- **GIVEN PROBLEM**
Quote the records below word for word, from the first line through the line containing "dialog-titlebar: Microsoft Visual".

- **INFORMATION PROVIDED**
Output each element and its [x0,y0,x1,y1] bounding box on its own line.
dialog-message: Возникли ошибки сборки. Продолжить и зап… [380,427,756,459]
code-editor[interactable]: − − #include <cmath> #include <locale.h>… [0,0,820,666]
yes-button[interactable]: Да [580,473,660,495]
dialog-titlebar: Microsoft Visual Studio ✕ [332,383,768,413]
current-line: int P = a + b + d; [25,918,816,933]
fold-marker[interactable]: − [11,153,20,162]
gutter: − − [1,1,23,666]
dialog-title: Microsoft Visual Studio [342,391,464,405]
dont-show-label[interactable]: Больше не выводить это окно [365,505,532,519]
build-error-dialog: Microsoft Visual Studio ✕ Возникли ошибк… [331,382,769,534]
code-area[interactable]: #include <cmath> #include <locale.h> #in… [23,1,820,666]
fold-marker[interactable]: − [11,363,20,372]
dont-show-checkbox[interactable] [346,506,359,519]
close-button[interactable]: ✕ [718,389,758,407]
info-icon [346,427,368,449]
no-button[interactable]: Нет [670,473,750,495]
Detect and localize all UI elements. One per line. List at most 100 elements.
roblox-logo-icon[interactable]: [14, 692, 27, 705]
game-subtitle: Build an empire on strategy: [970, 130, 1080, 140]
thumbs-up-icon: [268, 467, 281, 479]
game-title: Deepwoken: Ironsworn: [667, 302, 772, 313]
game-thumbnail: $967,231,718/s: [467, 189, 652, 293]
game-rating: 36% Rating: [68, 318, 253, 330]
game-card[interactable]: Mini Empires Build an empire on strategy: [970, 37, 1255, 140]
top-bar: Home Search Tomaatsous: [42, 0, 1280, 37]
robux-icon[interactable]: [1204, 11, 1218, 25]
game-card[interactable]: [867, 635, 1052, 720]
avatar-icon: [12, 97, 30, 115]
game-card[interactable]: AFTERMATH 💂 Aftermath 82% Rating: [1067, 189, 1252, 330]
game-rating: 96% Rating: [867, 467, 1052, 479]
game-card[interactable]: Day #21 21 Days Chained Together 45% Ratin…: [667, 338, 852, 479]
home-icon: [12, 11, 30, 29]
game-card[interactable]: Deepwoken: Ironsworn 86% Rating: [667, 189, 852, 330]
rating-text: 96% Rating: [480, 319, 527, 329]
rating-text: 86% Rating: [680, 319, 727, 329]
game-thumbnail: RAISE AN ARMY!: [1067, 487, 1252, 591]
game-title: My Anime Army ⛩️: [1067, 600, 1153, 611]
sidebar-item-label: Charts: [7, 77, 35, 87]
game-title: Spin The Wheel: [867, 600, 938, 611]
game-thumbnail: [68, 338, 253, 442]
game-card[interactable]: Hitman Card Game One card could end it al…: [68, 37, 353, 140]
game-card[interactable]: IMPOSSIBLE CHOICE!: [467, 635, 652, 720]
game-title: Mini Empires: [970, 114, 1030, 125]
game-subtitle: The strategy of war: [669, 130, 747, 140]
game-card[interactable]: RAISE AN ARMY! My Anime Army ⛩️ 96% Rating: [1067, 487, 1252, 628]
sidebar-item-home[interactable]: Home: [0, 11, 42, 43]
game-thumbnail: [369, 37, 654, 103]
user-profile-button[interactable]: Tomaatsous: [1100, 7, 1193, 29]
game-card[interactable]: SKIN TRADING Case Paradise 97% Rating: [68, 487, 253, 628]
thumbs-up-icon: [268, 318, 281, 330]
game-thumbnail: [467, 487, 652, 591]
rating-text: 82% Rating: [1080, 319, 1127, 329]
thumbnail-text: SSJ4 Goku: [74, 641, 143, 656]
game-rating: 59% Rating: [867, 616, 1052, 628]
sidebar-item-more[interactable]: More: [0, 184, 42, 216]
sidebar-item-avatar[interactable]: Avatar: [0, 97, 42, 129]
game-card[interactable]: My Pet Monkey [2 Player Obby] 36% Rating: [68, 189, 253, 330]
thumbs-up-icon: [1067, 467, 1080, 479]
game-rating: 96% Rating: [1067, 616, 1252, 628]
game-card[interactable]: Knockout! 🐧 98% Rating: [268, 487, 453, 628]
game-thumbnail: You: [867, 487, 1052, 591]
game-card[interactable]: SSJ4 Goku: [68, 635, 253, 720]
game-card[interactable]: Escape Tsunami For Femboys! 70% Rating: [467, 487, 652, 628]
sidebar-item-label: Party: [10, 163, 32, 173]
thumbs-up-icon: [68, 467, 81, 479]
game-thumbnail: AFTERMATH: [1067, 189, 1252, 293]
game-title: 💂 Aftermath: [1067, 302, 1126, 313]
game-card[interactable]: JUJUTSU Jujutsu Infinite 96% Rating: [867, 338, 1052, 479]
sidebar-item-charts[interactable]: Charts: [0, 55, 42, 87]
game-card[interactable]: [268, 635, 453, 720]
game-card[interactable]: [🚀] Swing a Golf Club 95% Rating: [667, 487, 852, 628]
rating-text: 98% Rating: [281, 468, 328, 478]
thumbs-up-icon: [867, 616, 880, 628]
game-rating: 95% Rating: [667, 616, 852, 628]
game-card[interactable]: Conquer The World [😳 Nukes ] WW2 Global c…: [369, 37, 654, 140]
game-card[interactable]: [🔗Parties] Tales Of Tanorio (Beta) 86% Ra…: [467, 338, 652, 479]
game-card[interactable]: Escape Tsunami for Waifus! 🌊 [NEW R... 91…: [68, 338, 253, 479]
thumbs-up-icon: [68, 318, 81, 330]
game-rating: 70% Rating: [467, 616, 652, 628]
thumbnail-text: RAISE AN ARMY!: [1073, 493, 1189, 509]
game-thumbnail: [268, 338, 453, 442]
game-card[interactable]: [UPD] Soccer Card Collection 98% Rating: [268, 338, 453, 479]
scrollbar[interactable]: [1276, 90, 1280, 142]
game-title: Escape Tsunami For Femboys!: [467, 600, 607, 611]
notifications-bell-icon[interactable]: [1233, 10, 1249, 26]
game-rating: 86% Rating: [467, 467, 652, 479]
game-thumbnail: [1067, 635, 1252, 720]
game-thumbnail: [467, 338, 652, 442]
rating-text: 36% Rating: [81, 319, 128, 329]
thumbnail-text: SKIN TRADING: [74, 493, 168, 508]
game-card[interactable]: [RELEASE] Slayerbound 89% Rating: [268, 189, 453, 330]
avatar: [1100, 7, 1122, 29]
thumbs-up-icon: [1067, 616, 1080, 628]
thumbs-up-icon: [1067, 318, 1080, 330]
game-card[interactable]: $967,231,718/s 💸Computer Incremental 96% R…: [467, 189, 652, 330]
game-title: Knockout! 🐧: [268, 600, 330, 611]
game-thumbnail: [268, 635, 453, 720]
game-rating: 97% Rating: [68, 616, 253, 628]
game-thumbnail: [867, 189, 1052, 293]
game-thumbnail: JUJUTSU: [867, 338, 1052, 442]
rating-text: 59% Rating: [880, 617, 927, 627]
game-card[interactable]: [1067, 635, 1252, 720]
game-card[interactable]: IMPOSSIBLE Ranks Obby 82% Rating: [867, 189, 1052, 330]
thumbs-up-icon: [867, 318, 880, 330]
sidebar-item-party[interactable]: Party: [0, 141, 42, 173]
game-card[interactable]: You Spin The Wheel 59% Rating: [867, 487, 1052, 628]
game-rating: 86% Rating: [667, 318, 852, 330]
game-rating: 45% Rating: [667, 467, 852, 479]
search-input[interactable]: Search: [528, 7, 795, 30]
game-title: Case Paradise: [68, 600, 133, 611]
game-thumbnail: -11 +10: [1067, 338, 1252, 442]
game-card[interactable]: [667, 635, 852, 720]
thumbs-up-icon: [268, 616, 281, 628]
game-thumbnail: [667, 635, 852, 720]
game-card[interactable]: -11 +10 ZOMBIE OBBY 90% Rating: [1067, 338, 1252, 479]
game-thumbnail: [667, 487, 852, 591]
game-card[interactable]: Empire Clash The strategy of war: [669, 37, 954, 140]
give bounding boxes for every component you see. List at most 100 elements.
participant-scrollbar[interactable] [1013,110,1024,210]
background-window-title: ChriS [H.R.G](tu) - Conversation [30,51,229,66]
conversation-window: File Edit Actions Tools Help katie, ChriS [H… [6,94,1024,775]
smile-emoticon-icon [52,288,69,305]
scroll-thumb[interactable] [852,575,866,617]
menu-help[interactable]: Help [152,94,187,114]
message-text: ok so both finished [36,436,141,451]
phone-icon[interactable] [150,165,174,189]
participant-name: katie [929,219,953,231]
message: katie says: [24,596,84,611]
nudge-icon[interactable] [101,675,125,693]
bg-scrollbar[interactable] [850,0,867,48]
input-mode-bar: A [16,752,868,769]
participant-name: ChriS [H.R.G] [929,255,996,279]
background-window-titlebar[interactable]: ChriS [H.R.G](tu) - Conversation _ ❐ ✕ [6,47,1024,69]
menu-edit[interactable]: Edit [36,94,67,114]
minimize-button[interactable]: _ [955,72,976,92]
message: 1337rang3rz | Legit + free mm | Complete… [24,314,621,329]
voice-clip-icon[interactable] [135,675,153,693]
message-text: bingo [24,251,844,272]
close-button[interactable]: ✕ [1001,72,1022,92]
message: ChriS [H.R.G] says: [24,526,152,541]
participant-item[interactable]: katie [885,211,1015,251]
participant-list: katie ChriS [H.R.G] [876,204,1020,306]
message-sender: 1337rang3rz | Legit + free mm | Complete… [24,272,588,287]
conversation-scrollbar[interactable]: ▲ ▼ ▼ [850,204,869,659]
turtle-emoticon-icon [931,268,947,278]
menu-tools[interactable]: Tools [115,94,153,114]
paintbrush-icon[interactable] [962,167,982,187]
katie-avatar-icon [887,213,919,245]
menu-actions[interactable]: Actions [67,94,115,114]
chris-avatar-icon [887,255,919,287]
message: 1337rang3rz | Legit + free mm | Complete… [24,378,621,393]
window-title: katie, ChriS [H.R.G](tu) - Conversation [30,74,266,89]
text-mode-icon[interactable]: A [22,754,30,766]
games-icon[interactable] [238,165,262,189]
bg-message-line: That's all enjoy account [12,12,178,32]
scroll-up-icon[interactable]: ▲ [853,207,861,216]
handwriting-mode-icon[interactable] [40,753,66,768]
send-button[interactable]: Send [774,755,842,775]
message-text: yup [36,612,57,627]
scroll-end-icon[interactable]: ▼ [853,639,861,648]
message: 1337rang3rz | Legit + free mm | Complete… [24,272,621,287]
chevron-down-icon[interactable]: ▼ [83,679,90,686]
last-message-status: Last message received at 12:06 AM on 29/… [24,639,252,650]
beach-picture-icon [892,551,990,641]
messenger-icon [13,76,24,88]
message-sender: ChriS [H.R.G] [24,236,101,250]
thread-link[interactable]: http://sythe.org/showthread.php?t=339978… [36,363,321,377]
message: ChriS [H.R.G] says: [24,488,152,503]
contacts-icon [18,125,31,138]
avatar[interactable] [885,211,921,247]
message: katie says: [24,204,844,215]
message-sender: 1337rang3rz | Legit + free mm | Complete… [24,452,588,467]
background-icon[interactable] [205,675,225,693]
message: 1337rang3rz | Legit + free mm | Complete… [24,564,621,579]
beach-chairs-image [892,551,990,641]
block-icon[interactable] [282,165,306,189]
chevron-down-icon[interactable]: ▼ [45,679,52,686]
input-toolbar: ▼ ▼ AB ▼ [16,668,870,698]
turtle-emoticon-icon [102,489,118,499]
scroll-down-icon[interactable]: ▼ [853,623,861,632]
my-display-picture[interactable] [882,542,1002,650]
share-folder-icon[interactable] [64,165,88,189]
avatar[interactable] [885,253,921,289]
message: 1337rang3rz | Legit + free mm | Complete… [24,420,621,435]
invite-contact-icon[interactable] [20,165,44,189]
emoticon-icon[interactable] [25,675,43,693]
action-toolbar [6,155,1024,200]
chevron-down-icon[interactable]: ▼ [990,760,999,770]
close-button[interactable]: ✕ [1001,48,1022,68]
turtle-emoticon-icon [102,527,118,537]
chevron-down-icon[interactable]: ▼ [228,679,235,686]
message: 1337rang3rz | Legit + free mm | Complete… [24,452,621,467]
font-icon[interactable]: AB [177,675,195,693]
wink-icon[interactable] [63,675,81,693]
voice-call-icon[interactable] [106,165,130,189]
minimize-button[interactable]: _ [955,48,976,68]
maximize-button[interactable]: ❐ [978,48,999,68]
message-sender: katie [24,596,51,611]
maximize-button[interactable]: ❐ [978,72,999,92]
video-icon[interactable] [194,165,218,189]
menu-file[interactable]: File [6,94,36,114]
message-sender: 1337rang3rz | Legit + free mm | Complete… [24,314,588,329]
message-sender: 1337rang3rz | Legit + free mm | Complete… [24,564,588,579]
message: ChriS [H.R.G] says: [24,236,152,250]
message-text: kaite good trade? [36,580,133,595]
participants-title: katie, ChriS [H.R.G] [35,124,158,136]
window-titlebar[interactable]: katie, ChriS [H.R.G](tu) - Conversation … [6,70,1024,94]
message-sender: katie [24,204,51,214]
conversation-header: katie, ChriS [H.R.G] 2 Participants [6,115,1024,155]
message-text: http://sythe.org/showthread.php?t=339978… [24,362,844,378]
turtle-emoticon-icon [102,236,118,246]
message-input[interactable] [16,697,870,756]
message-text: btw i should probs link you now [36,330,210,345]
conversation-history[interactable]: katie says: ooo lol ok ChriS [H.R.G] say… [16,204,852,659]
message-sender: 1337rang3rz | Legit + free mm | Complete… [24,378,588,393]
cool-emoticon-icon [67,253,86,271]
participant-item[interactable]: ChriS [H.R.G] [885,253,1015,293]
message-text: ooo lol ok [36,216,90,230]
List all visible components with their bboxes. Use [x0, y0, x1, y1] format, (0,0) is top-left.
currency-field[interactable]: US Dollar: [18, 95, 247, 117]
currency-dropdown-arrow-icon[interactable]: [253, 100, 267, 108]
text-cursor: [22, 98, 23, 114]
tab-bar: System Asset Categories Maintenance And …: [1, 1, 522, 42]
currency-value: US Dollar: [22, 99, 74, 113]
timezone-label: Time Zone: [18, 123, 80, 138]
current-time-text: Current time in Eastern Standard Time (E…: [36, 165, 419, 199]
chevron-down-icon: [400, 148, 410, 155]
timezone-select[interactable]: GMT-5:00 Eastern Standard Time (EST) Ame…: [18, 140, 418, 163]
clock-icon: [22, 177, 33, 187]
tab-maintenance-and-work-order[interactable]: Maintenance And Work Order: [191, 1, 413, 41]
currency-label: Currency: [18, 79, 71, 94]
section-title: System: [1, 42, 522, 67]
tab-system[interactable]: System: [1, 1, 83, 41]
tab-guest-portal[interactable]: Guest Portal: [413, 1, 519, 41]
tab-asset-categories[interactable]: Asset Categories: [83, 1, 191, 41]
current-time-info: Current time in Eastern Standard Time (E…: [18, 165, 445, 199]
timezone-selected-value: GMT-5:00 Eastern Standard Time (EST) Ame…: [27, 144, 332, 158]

- **SOLUTION FOR THIS EXERCISE**
Output each element and its [x0,y0,x1,y1] bounding box on its own line.
dialog-message: Возникли ошибки сборки. Продолжить и зап… [380,427,756,459]
code-editor[interactable]: − − #include <cmath> #include <locale.h>… [0,0,820,666]
yes-button[interactable]: Да [580,473,660,495]
dialog-titlebar: Microsoft Visual Studio ✕ [332,383,768,413]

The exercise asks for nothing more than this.